- Stated task 1 -
In the new fish thread, which fish is described as the only one bigger than an inch?
- Stated task 2 -
Reproduce everything from "ALL TIPS AND" down to "with everyone else?" in the new fish thread below.

- Selected excerpt -
* * *

# new fish



## Michaeljames (Jan 14, 2005)

here they are boys and girls 
the starting line up for your 2005 new york giants lol 
the only guy bigger than an inch is the shark and he's just happy to be in a tank

I'm planning though I dont know if it' work that 
this tank will be used to hold the convicts for life 
and the jag and red devil will eventually big fast and have to be taken out and replaced with more 1" roommates for the cons, but if they get to a nice size will see how well they tolerate buddies lol I have a small tank set up for hopefully when the eggs and female can be moved till they hatch fry and than she can be moved back home. dont know alot about breeding so we'l see how all this goes

ALL TIPS AND SUGGESTIONS ARE MUCH APPRECIATED

oh! btw would it be a good idea to put that one female back in with the big red devil 
or would things be better off if she stayed in the 40 long with everyone else?


----------



## King Oscar (Apr 5, 2005)

sweet nice fish


----------



## GoJamieGo (Mar 18, 2005)

Cool cichlids.... I'd keep the female with the rest of the cichlids. If you put it in with the bigger red devil, he'll single her out and relentlessly bully her.


----------



## Shadow_weaveR (May 23, 2005)

Your going to have more convicts then you know what to do with in no time.


----------



## PuffPiff (May 23, 2005)

not bad for cichlids


----------



## oojit (Feb 24, 2005)

Pretty nice fish you got there.

* * *

- Data excerpts -
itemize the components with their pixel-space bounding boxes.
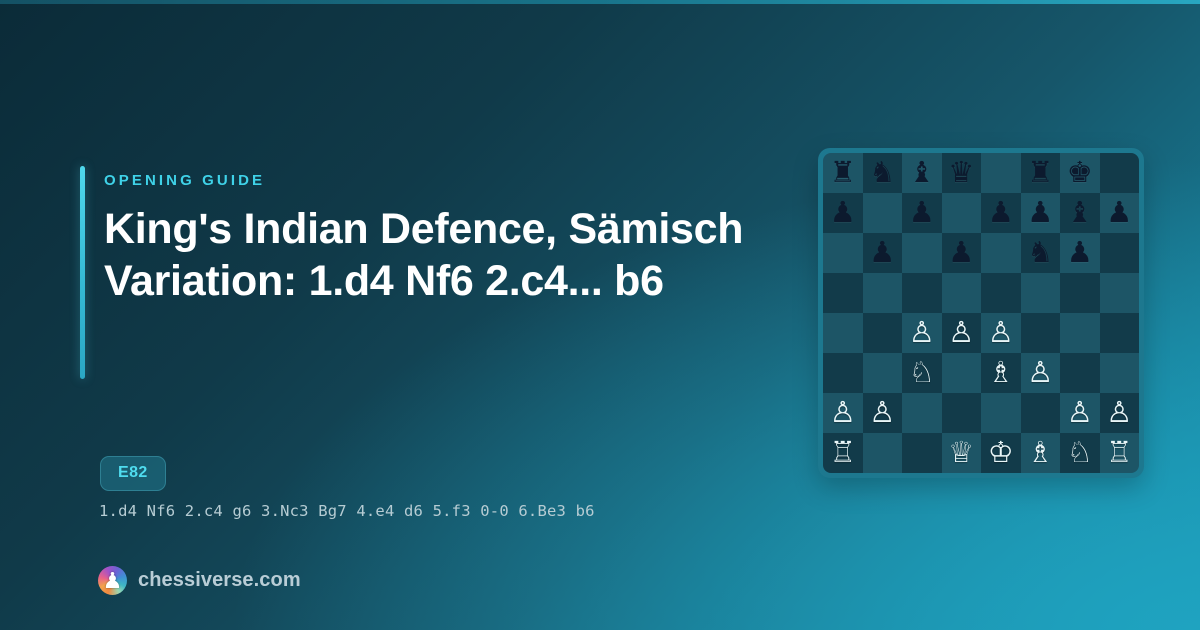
board-square-h8[interactable] — [1100, 153, 1140, 193]
chessboard-container: ♜♞♝♛♜♚♟♟♟♟♝♟♟♟♞♟♙♙♙♘♗♙♙♙♙♙♖♕♔♗♘♖ — [818, 148, 1144, 478]
piece-wP-icon[interactable]: ♙ — [1106, 399, 1132, 428]
chessiverse-logo-icon: ♟ — [98, 566, 127, 595]
board-square-g4[interactable] — [1060, 313, 1100, 353]
board-square-g3[interactable] — [1060, 353, 1100, 393]
board-square-e8[interactable] — [981, 153, 1021, 193]
piece-bN-icon[interactable]: ♞ — [869, 159, 895, 188]
board-square-c4[interactable]: ♙ — [902, 313, 942, 353]
eco-code-badge: E82 — [100, 456, 166, 491]
piece-bP-icon[interactable]: ♟ — [869, 239, 895, 268]
board-square-a7[interactable]: ♟ — [823, 193, 863, 233]
board-square-h7[interactable]: ♟ — [1100, 193, 1140, 233]
board-square-f8[interactable]: ♜ — [1021, 153, 1061, 193]
board-square-e3[interactable]: ♗ — [981, 353, 1021, 393]
board-square-c8[interactable]: ♝ — [902, 153, 942, 193]
piece-bP-icon[interactable]: ♟ — [1027, 199, 1053, 228]
board-square-d1[interactable]: ♕ — [942, 433, 982, 473]
board-square-d5[interactable] — [942, 273, 982, 313]
piece-wB-icon[interactable]: ♗ — [1027, 439, 1053, 468]
board-square-d4[interactable]: ♙ — [942, 313, 982, 353]
piece-wP-icon[interactable]: ♙ — [1067, 399, 1093, 428]
board-square-d2[interactable] — [942, 393, 982, 433]
board-square-c6[interactable] — [902, 233, 942, 273]
board-square-b2[interactable]: ♙ — [863, 393, 903, 433]
piece-bP-icon[interactable]: ♟ — [830, 199, 856, 228]
piece-bP-icon[interactable]: ♟ — [909, 199, 935, 228]
board-square-h6[interactable] — [1100, 233, 1140, 273]
board-square-f5[interactable] — [1021, 273, 1061, 313]
opening-guide-card: OPENING GUIDE King's Indian Defence, Säm… — [0, 0, 1200, 630]
board-square-e6[interactable] — [981, 233, 1021, 273]
board-square-h5[interactable] — [1100, 273, 1140, 313]
board-square-e1[interactable]: ♔ — [981, 433, 1021, 473]
board-square-h1[interactable]: ♖ — [1100, 433, 1140, 473]
board-square-b6[interactable]: ♟ — [863, 233, 903, 273]
board-square-h2[interactable]: ♙ — [1100, 393, 1140, 433]
piece-wQ-icon[interactable]: ♕ — [948, 439, 974, 468]
board-square-d8[interactable]: ♛ — [942, 153, 982, 193]
board-square-b5[interactable] — [863, 273, 903, 313]
piece-bQ-icon[interactable]: ♛ — [948, 159, 974, 188]
board-square-d7[interactable] — [942, 193, 982, 233]
board-square-f7[interactable]: ♟ — [1021, 193, 1061, 233]
board-square-b4[interactable] — [863, 313, 903, 353]
piece-bK-icon[interactable]: ♚ — [1067, 159, 1093, 188]
logo-chess-piece-icon: ♟ — [103, 570, 123, 592]
piece-bP-icon[interactable]: ♟ — [948, 239, 974, 268]
piece-wB-icon[interactable]: ♗ — [988, 359, 1014, 388]
piece-bB-icon[interactable]: ♝ — [909, 159, 935, 188]
board-square-f2[interactable] — [1021, 393, 1061, 433]
chessboard: ♜♞♝♛♜♚♟♟♟♟♝♟♟♟♞♟♙♙♙♘♗♙♙♙♙♙♖♕♔♗♘♖ — [823, 153, 1139, 473]
eyebrow-label: OPENING GUIDE — [104, 150, 780, 188]
board-square-b8[interactable]: ♞ — [863, 153, 903, 193]
board-square-b7[interactable] — [863, 193, 903, 233]
piece-wP-icon[interactable]: ♙ — [1027, 359, 1053, 388]
piece-wN-icon[interactable]: ♘ — [1067, 439, 1093, 468]
board-square-a6[interactable] — [823, 233, 863, 273]
piece-wK-icon[interactable]: ♔ — [988, 439, 1014, 468]
board-square-d3[interactable] — [942, 353, 982, 393]
board-square-g5[interactable] — [1060, 273, 1100, 313]
board-square-f6[interactable]: ♞ — [1021, 233, 1061, 273]
board-square-h4[interactable] — [1100, 313, 1140, 353]
piece-bP-icon[interactable]: ♟ — [988, 199, 1014, 228]
text-column: OPENING GUIDE King's Indian Defence, Säm… — [80, 150, 780, 308]
piece-wP-icon[interactable]: ♙ — [988, 319, 1014, 348]
piece-bB-icon[interactable]: ♝ — [1067, 199, 1093, 228]
board-square-e5[interactable] — [981, 273, 1021, 313]
move-list: 1.d4 Nf6 2.c4 g6 3.Nc3 Bg7 4.e4 d6 5.f3 … — [99, 502, 595, 520]
accent-bar — [80, 166, 85, 379]
piece-bR-icon[interactable]: ♜ — [1027, 159, 1053, 188]
board-square-c3[interactable]: ♘ — [902, 353, 942, 393]
board-square-a3[interactable] — [823, 353, 863, 393]
board-square-d6[interactable]: ♟ — [942, 233, 982, 273]
board-square-f3[interactable]: ♙ — [1021, 353, 1061, 393]
piece-wP-icon[interactable]: ♙ — [830, 399, 856, 428]
board-square-a1[interactable]: ♖ — [823, 433, 863, 473]
board-square-b1[interactable] — [863, 433, 903, 473]
top-accent-line — [0, 0, 1200, 4]
board-square-g1[interactable]: ♘ — [1060, 433, 1100, 473]
board-square-c2[interactable] — [902, 393, 942, 433]
piece-bN-icon[interactable]: ♞ — [1027, 239, 1053, 268]
site-footer: ♟ chessiverse.com — [98, 566, 301, 595]
board-square-c5[interactable] — [902, 273, 942, 313]
piece-wP-icon[interactable]: ♙ — [909, 319, 935, 348]
piece-wR-icon[interactable]: ♖ — [1106, 439, 1132, 468]
piece-bR-icon[interactable]: ♜ — [830, 159, 856, 188]
board-square-e4[interactable]: ♙ — [981, 313, 1021, 353]
board-square-e2[interactable] — [981, 393, 1021, 433]
board-square-e7[interactable]: ♟ — [981, 193, 1021, 233]
board-square-c1[interactable] — [902, 433, 942, 473]
board-square-f1[interactable]: ♗ — [1021, 433, 1061, 473]
board-square-a8[interactable]: ♜ — [823, 153, 863, 193]
board-square-g2[interactable]: ♙ — [1060, 393, 1100, 433]
piece-bP-icon[interactable]: ♟ — [1106, 199, 1132, 228]
board-square-c7[interactable]: ♟ — [902, 193, 942, 233]
piece-wN-icon[interactable]: ♘ — [909, 359, 935, 388]
board-square-a5[interactable] — [823, 273, 863, 313]
board-square-g8[interactable]: ♚ — [1060, 153, 1100, 193]
site-name-label: chessiverse.com — [138, 569, 301, 592]
piece-wP-icon[interactable]: ♙ — [948, 319, 974, 348]
board-square-f4[interactable] — [1021, 313, 1061, 353]
piece-wP-icon[interactable]: ♙ — [869, 399, 895, 428]
board-square-a4[interactable] — [823, 313, 863, 353]
piece-wR-icon[interactable]: ♖ — [830, 439, 856, 468]
board-square-b3[interactable] — [863, 353, 903, 393]
piece-bP-icon[interactable]: ♟ — [1067, 239, 1093, 268]
board-square-g6[interactable]: ♟ — [1060, 233, 1100, 273]
page-title: King's Indian Defence, Sämisch Variation… — [104, 203, 744, 308]
board-square-h3[interactable] — [1100, 353, 1140, 393]
board-square-g7[interactable]: ♝ — [1060, 193, 1100, 233]
board-square-a2[interactable]: ♙ — [823, 393, 863, 433]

* * *

- Final answer 1 -
The shark.

- Final answer 2 -
ALL TIPS AND SUGGESTIONS ARE MUCH APPRECIATED

oh! btw would it be a good idea to put that one female back in with the big red devil 
or would things be better off if she stayed in the 40 long with everyone else?